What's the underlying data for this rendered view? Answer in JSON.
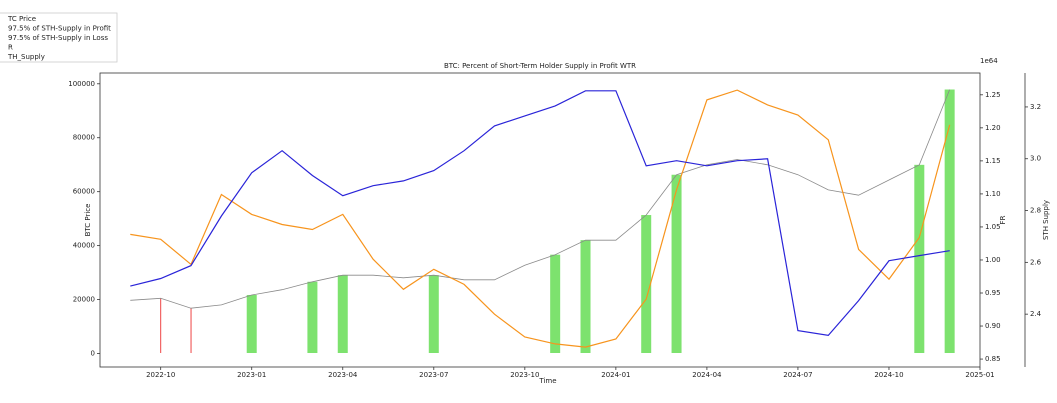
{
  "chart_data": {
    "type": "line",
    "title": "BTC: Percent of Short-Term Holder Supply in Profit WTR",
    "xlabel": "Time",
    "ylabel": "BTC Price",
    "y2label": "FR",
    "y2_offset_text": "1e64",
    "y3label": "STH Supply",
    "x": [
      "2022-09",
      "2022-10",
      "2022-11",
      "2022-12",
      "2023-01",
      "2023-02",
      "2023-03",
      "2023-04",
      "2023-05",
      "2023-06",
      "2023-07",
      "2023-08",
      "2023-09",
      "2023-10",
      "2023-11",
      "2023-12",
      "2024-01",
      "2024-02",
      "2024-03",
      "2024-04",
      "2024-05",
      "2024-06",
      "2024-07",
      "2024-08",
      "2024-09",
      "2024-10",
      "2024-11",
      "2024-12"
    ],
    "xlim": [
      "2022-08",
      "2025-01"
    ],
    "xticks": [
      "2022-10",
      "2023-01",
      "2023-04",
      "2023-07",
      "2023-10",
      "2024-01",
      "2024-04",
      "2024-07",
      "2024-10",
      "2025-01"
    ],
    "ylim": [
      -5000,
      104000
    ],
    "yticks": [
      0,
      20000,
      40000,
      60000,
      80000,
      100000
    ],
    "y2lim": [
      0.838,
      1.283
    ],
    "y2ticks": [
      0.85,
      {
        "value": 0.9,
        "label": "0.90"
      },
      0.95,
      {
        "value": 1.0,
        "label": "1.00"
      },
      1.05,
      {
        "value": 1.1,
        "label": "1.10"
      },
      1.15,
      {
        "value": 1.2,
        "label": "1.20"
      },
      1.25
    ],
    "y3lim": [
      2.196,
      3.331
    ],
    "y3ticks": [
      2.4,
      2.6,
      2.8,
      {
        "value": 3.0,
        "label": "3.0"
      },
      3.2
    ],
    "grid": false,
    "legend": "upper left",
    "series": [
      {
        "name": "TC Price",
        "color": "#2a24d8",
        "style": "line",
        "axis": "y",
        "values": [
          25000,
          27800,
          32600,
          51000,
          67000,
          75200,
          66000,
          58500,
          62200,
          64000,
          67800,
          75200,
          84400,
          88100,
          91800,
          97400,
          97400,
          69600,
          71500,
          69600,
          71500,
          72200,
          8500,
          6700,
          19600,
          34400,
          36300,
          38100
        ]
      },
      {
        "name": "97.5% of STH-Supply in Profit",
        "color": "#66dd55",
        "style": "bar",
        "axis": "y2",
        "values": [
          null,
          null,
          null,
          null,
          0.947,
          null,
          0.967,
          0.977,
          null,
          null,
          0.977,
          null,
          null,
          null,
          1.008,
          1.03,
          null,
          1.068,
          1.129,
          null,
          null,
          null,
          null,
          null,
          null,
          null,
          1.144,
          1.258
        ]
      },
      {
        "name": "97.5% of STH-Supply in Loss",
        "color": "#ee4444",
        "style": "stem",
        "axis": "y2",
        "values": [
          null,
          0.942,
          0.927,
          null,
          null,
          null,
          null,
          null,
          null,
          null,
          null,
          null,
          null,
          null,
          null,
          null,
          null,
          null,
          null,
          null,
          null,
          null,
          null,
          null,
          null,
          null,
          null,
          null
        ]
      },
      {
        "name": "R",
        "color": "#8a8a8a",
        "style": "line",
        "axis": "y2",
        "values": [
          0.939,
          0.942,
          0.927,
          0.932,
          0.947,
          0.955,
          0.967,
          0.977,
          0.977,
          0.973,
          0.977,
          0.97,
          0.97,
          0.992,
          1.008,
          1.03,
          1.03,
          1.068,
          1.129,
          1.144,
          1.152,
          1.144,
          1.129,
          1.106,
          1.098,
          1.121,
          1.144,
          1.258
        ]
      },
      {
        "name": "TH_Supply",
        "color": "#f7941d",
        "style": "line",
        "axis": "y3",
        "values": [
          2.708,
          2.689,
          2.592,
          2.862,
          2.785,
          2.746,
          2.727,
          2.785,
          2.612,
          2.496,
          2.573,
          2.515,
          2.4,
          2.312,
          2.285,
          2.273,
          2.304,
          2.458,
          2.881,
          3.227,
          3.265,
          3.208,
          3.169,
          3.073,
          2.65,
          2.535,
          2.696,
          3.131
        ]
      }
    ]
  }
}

- _WHAT THE TASK REQUIRES_
Reproduce the full listing above verbatim, with no pictures included.

- _REPLY_
What's the underlying data for this rendered view? Answer in JSON.
{
  "chart_data": {
    "type": "line",
    "title": "BTC: Percent of Short-Term Holder Supply in Profit WTR",
    "xlabel": "Time",
    "ylabel": "BTC Price",
    "y2label": "FR",
    "y2_offset_text": "1e64",
    "y3label": "STH Supply",
    "x": [
      "2022-09",
      "2022-10",
      "2022-11",
      "2022-12",
      "2023-01",
      "2023-02",
      "2023-03",
      "2023-04",
      "2023-05",
      "2023-06",
      "2023-07",
      "2023-08",
      "2023-09",
      "2023-10",
      "2023-11",
      "2023-12",
      "2024-01",
      "2024-02",
      "2024-03",
      "2024-04",
      "2024-05",
      "2024-06",
      "2024-07",
      "2024-08",
      "2024-09",
      "2024-10",
      "2024-11",
      "2024-12"
    ],
    "xlim": [
      "2022-08",
      "2025-01"
    ],
    "xticks": [
      "2022-10",
      "2023-01",
      "2023-04",
      "2023-07",
      "2023-10",
      "2024-01",
      "2024-04",
      "2024-07",
      "2024-10",
      "2025-01"
    ],
    "ylim": [
      -5000,
      104000
    ],
    "yticks": [
      0,
      20000,
      40000,
      60000,
      80000,
      100000
    ],
    "y2lim": [
      0.838,
      1.283
    ],
    "y2ticks": [
      0.85,
      {
        "value": 0.9,
        "label": "0.90"
      },
      0.95,
      {
        "value": 1.0,
        "label": "1.00"
      },
      1.05,
      {
        "value": 1.1,
        "label": "1.10"
      },
      1.15,
      {
        "value": 1.2,
        "label": "1.20"
      },
      1.25
    ],
    "y3lim": [
      2.196,
      3.331
    ],
    "y3ticks": [
      2.4,
      2.6,
      2.8,
      {
        "value": 3.0,
        "label": "3.0"
      },
      3.2
    ],
    "grid": false,
    "legend": "upper left",
    "series": [
      {
        "name": "TC Price",
        "color": "#2a24d8",
        "style": "line",
        "axis": "y",
        "values": [
          25000,
          27800,
          32600,
          51000,
          67000,
          75200,
          66000,
          58500,
          62200,
          64000,
          67800,
          75200,
          84400,
          88100,
          91800,
          97400,
          97400,
          69600,
          71500,
          69600,
          71500,
          72200,
          8500,
          6700,
          19600,
          34400,
          36300,
          38100
        ]
      },
      {
        "name": "97.5% of STH-Supply in Profit",
        "color": "#66dd55",
        "style": "bar",
        "axis": "y2",
        "values": [
          null,
          null,
          null,
          null,
          0.947,
          null,
          0.967,
          0.977,
          null,
          null,
          0.977,
          null,
          null,
          null,
          1.008,
          1.03,
          null,
          1.068,
          1.129,
          null,
          null,
          null,
          null,
          null,
          null,
          null,
          1.144,
          1.258
        ]
      },
      {
        "name": "97.5% of STH-Supply in Loss",
        "color": "#ee4444",
        "style": "stem",
        "axis": "y2",
        "values": [
          null,
          0.942,
          0.927,
          null,
          null,
          null,
          null,
          null,
          null,
          null,
          null,
          null,
          null,
          null,
          null,
          null,
          null,
          null,
          null,
          null,
          null,
          null,
          null,
          null,
          null,
          null,
          null,
          null
        ]
      },
      {
        "name": "R",
        "color": "#8a8a8a",
        "style": "line",
        "axis": "y2",
        "values": [
          0.939,
          0.942,
          0.927,
          0.932,
          0.947,
          0.955,
          0.967,
          0.977,
          0.977,
          0.973,
          0.977,
          0.97,
          0.97,
          0.992,
          1.008,
          1.03,
          1.03,
          1.068,
          1.129,
          1.144,
          1.152,
          1.144,
          1.129,
          1.106,
          1.098,
          1.121,
          1.144,
          1.258
        ]
      },
      {
        "name": "TH_Supply",
        "color": "#f7941d",
        "style": "line",
        "axis": "y3",
        "values": [
          2.708,
          2.689,
          2.592,
          2.862,
          2.785,
          2.746,
          2.727,
          2.785,
          2.612,
          2.496,
          2.573,
          2.515,
          2.4,
          2.312,
          2.285,
          2.273,
          2.304,
          2.458,
          2.881,
          3.227,
          3.265,
          3.208,
          3.169,
          3.073,
          2.65,
          2.535,
          2.696,
          3.131
        ]
      }
    ]
  }
}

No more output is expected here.